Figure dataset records
^^^^^^^^^^^^^^^^

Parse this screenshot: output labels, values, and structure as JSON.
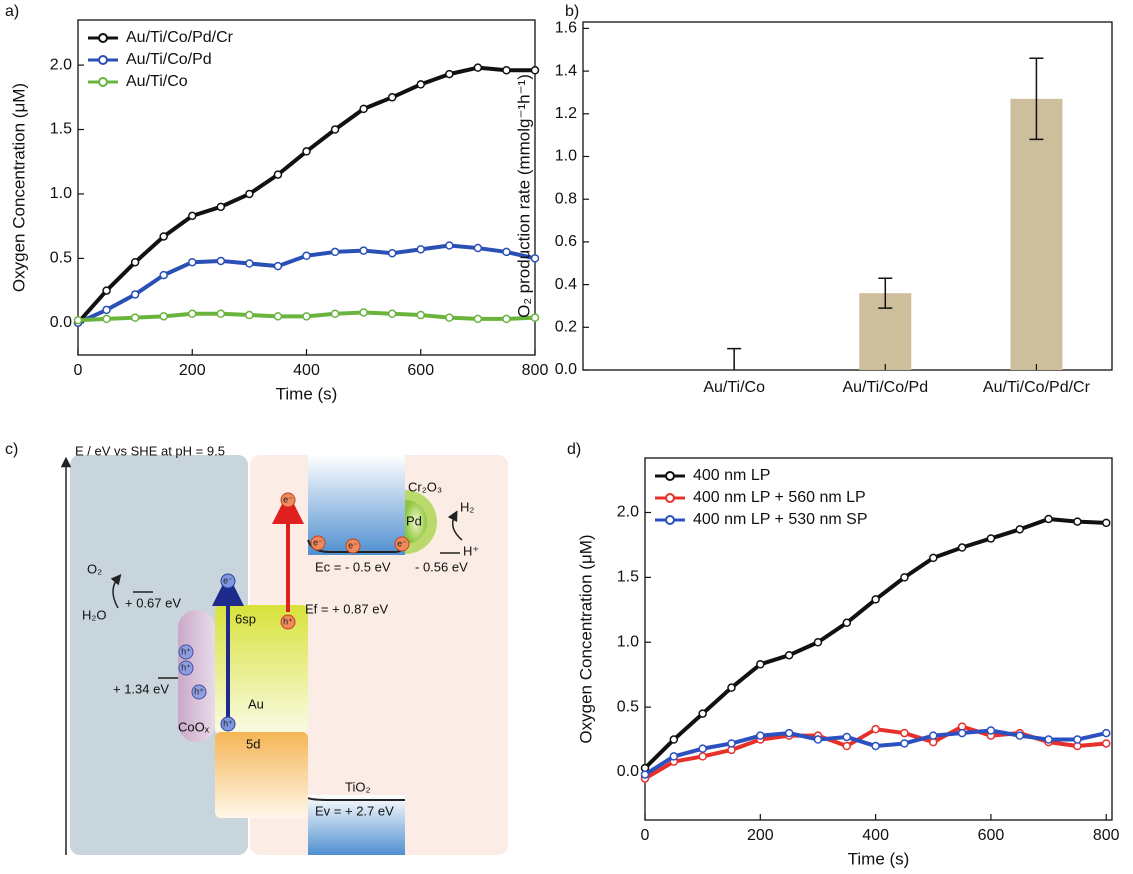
{
  "chart_data": [
    {
      "type": "line",
      "panel": "a)",
      "xlabel": "Time (s)",
      "ylabel": "Oxygen Concentration (μM)",
      "x": [
        0,
        50,
        100,
        150,
        200,
        250,
        300,
        350,
        400,
        450,
        500,
        550,
        600,
        650,
        700,
        750,
        800
      ],
      "series": [
        {
          "name": "Au/Ti/Co/Pd/Cr",
          "color": "#111111",
          "values": [
            0,
            0.25,
            0.47,
            0.67,
            0.83,
            0.9,
            1.0,
            1.15,
            1.33,
            1.5,
            1.66,
            1.75,
            1.85,
            1.93,
            1.98,
            1.96,
            1.96
          ]
        },
        {
          "name": "Au/Ti/Co/Pd",
          "color": "#2a4fb5",
          "values": [
            0,
            0.1,
            0.22,
            0.37,
            0.47,
            0.48,
            0.46,
            0.44,
            0.52,
            0.55,
            0.56,
            0.54,
            0.57,
            0.6,
            0.58,
            0.55,
            0.5
          ]
        },
        {
          "name": "Au/Ti/Co",
          "color": "#6ab43e",
          "values": [
            0.02,
            0.03,
            0.04,
            0.05,
            0.07,
            0.07,
            0.06,
            0.05,
            0.05,
            0.07,
            0.08,
            0.07,
            0.06,
            0.04,
            0.03,
            0.03,
            0.04
          ]
        }
      ],
      "xlim": [
        0,
        800
      ],
      "ylim": [
        -0.25,
        2.35
      ],
      "xticks": [
        0,
        200,
        400,
        600,
        800
      ],
      "yticks": [
        {
          "value": 0,
          "label": "0.0"
        },
        0.5,
        {
          "value": 1,
          "label": "1.0"
        },
        1.5,
        {
          "value": 2,
          "label": "2.0"
        }
      ],
      "legend": "upper left"
    },
    {
      "type": "bar",
      "panel": "b)",
      "ylabel": "O₂ production rate (mmolg⁻¹h⁻¹)",
      "categories": [
        "Au/Ti/Co",
        "Au/Ti/Co/Pd",
        "Au/Ti/Co/Pd/Cr"
      ],
      "values": [
        0,
        0.36,
        1.27
      ],
      "errors": [
        0.1,
        0.07,
        0.19
      ],
      "color": "#cdbf9c",
      "ylim": [
        0,
        1.63
      ],
      "yticks": [
        {
          "value": 0,
          "label": "0.0"
        },
        0.2,
        0.4,
        0.6,
        0.8,
        {
          "value": 1,
          "label": "1.0"
        },
        1.2,
        1.4,
        1.6
      ]
    },
    {
      "type": "line",
      "panel": "d)",
      "xlabel": "Time (s)",
      "ylabel": "Oxygen Concentration (μM)",
      "x": [
        0,
        50,
        100,
        150,
        200,
        250,
        300,
        350,
        400,
        450,
        500,
        550,
        600,
        650,
        700,
        750,
        800
      ],
      "series": [
        {
          "name": "400 nm LP",
          "color": "#111111",
          "values": [
            0.03,
            0.25,
            0.45,
            0.65,
            0.83,
            0.9,
            1.0,
            1.15,
            1.33,
            1.5,
            1.65,
            1.73,
            1.8,
            1.87,
            1.95,
            1.93,
            1.92
          ]
        },
        {
          "name": "400 nm LP + 560 nm LP",
          "color": "#e8302a",
          "values": [
            -0.05,
            0.08,
            0.12,
            0.17,
            0.25,
            0.28,
            0.28,
            0.2,
            0.33,
            0.3,
            0.23,
            0.35,
            0.28,
            0.3,
            0.23,
            0.2,
            0.22
          ]
        },
        {
          "name": "400 nm LP + 530 nm SP",
          "color": "#2b50c0",
          "values": [
            -0.02,
            0.12,
            0.18,
            0.22,
            0.28,
            0.3,
            0.25,
            0.27,
            0.2,
            0.22,
            0.28,
            0.3,
            0.32,
            0.28,
            0.25,
            0.25,
            0.3
          ]
        }
      ],
      "xlim": [
        0,
        810
      ],
      "ylim": [
        -0.37,
        2.42
      ],
      "xticks": [
        0,
        200,
        400,
        600,
        800
      ],
      "yticks": [
        {
          "value": 0,
          "label": "0.0"
        },
        0.5,
        {
          "value": 1,
          "label": "1.0"
        },
        1.5,
        {
          "value": 2,
          "label": "2.0"
        }
      ],
      "legend": "upper left"
    }
  ],
  "diagram": {
    "panel": "c)",
    "axis_label": "E / eV vs SHE at pH = 9.5",
    "o2": "O₂",
    "h2o": "H₂O",
    "o2_potential": "+ 0.67 eV",
    "coox_vb": "+ 1.34 eV",
    "coox": "CoOₓ",
    "sp": "6sp",
    "au": "Au",
    "d": "5d",
    "fermi": "Ef = + 0.87 eV",
    "cb": "Ec = - 0.5 eV",
    "h2_potential": "- 0.56 eV",
    "h2": "H₂",
    "hplus": "H⁺",
    "cr2o3": "Cr₂O₃",
    "pd": "Pd",
    "tio2": "TiO₂",
    "vb": "Ev = + 2.7 eV",
    "electron": "e⁻",
    "hole": "h⁺"
  }
}
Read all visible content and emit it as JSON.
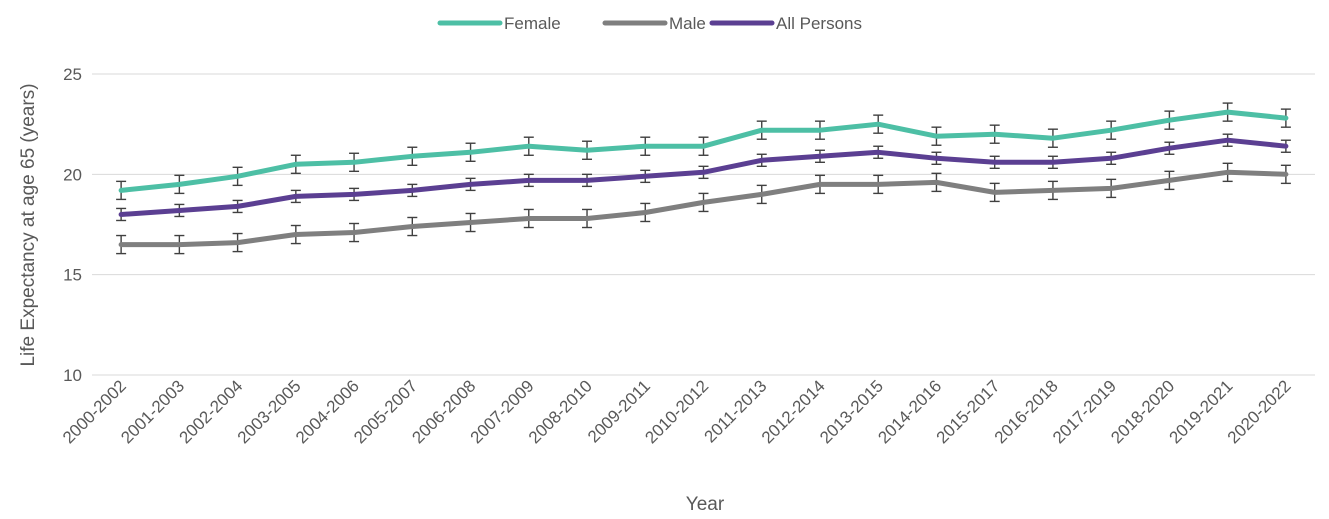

^^^^^^^^^^^^^^^^

Repeat each record exactly, with the pictures left out.

- [Correct answer]
Parse this screenshot: output labels, values, and structure as JSON.
{
  "chart_data": [
    {
      "type": "line",
      "panel": "a)",
      "xlabel": "Time (s)",
      "ylabel": "Oxygen Concentration (μM)",
      "x": [
        0,
        50,
        100,
        150,
        200,
        250,
        300,
        350,
        400,
        450,
        500,
        550,
        600,
        650,
        700,
        750,
        800
      ],
      "series": [
        {
          "name": "Au/Ti/Co/Pd/Cr",
          "color": "#111111",
          "values": [
            0,
            0.25,
            0.47,
            0.67,
            0.83,
            0.9,
            1.0,
            1.15,
            1.33,
            1.5,
            1.66,
            1.75,
            1.85,
            1.93,
            1.98,
            1.96,
            1.96
          ]
        },
        {
          "name": "Au/Ti/Co/Pd",
          "color": "#2a4fb5",
          "values": [
            0,
            0.1,
            0.22,
            0.37,
            0.47,
            0.48,
            0.46,
            0.44,
            0.52,
            0.55,
            0.56,
            0.54,
            0.57,
            0.6,
            0.58,
            0.55,
            0.5
          ]
        },
        {
          "name": "Au/Ti/Co",
          "color": "#6ab43e",
          "values": [
            0.02,
            0.03,
            0.04,
            0.05,
            0.07,
            0.07,
            0.06,
            0.05,
            0.05,
            0.07,
            0.08,
            0.07,
            0.06,
            0.04,
            0.03,
            0.03,
            0.04
          ]
        }
      ],
      "xlim": [
        0,
        800
      ],
      "ylim": [
        -0.25,
        2.35
      ],
      "xticks": [
        0,
        200,
        400,
        600,
        800
      ],
      "yticks": [
        {
          "value": 0,
          "label": "0.0"
        },
        0.5,
        {
          "value": 1,
          "label": "1.0"
        },
        1.5,
        {
          "value": 2,
          "label": "2.0"
        }
      ],
      "legend": "upper left"
    },
    {
      "type": "bar",
      "panel": "b)",
      "ylabel": "O₂ production rate (mmolg⁻¹h⁻¹)",
      "categories": [
        "Au/Ti/Co",
        "Au/Ti/Co/Pd",
        "Au/Ti/Co/Pd/Cr"
      ],
      "values": [
        0,
        0.36,
        1.27
      ],
      "errors": [
        0.1,
        0.07,
        0.19
      ],
      "color": "#cdbf9c",
      "ylim": [
        0,
        1.63
      ],
      "yticks": [
        {
          "value": 0,
          "label": "0.0"
        },
        0.2,
        0.4,
        0.6,
        0.8,
        {
          "value": 1,
          "label": "1.0"
        },
        1.2,
        1.4,
        1.6
      ]
    },
    {
      "type": "line",
      "panel": "d)",
      "xlabel": "Time (s)",
      "ylabel": "Oxygen Concentration (μM)",
      "x": [
        0,
        50,
        100,
        150,
        200,
        250,
        300,
        350,
        400,
        450,
        500,
        550,
        600,
        650,
        700,
        750,
        800
      ],
      "series": [
        {
          "name": "400 nm LP",
          "color": "#111111",
          "values": [
            0.03,
            0.25,
            0.45,
            0.65,
            0.83,
            0.9,
            1.0,
            1.15,
            1.33,
            1.5,
            1.65,
            1.73,
            1.8,
            1.87,
            1.95,
            1.93,
            1.92
          ]
        },
        {
          "name": "400 nm LP + 560 nm LP",
          "color": "#e8302a",
          "values": [
            -0.05,
            0.08,
            0.12,
            0.17,
            0.25,
            0.28,
            0.28,
            0.2,
            0.33,
            0.3,
            0.23,
            0.35,
            0.28,
            0.3,
            0.23,
            0.2,
            0.22
          ]
        },
        {
          "name": "400 nm LP + 530 nm SP",
          "color": "#2b50c0",
          "values": [
            -0.02,
            0.12,
            0.18,
            0.22,
            0.28,
            0.3,
            0.25,
            0.27,
            0.2,
            0.22,
            0.28,
            0.3,
            0.32,
            0.28,
            0.25,
            0.25,
            0.3
          ]
        }
      ],
      "xlim": [
        0,
        810
      ],
      "ylim": [
        -0.37,
        2.42
      ],
      "xticks": [
        0,
        200,
        400,
        600,
        800
      ],
      "yticks": [
        {
          "value": 0,
          "label": "0.0"
        },
        0.5,
        {
          "value": 1,
          "label": "1.0"
        },
        1.5,
        {
          "value": 2,
          "label": "2.0"
        }
      ],
      "legend": "upper left"
    }
  ],
  "diagram": {
    "panel": "c)",
    "axis_label": "E / eV vs SHE at pH = 9.5",
    "o2": "O₂",
    "h2o": "H₂O",
    "o2_potential": "+ 0.67 eV",
    "coox_vb": "+ 1.34 eV",
    "coox": "CoOₓ",
    "sp": "6sp",
    "au": "Au",
    "d": "5d",
    "fermi": "Ef = + 0.87 eV",
    "cb": "Ec = - 0.5 eV",
    "h2_potential": "- 0.56 eV",
    "h2": "H₂",
    "hplus": "H⁺",
    "cr2o3": "Cr₂O₃",
    "pd": "Pd",
    "tio2": "TiO₂",
    "vb": "Ev = + 2.7 eV",
    "electron": "e⁻",
    "hole": "h⁺"
  }
}
Read all visible content and emit it as JSON.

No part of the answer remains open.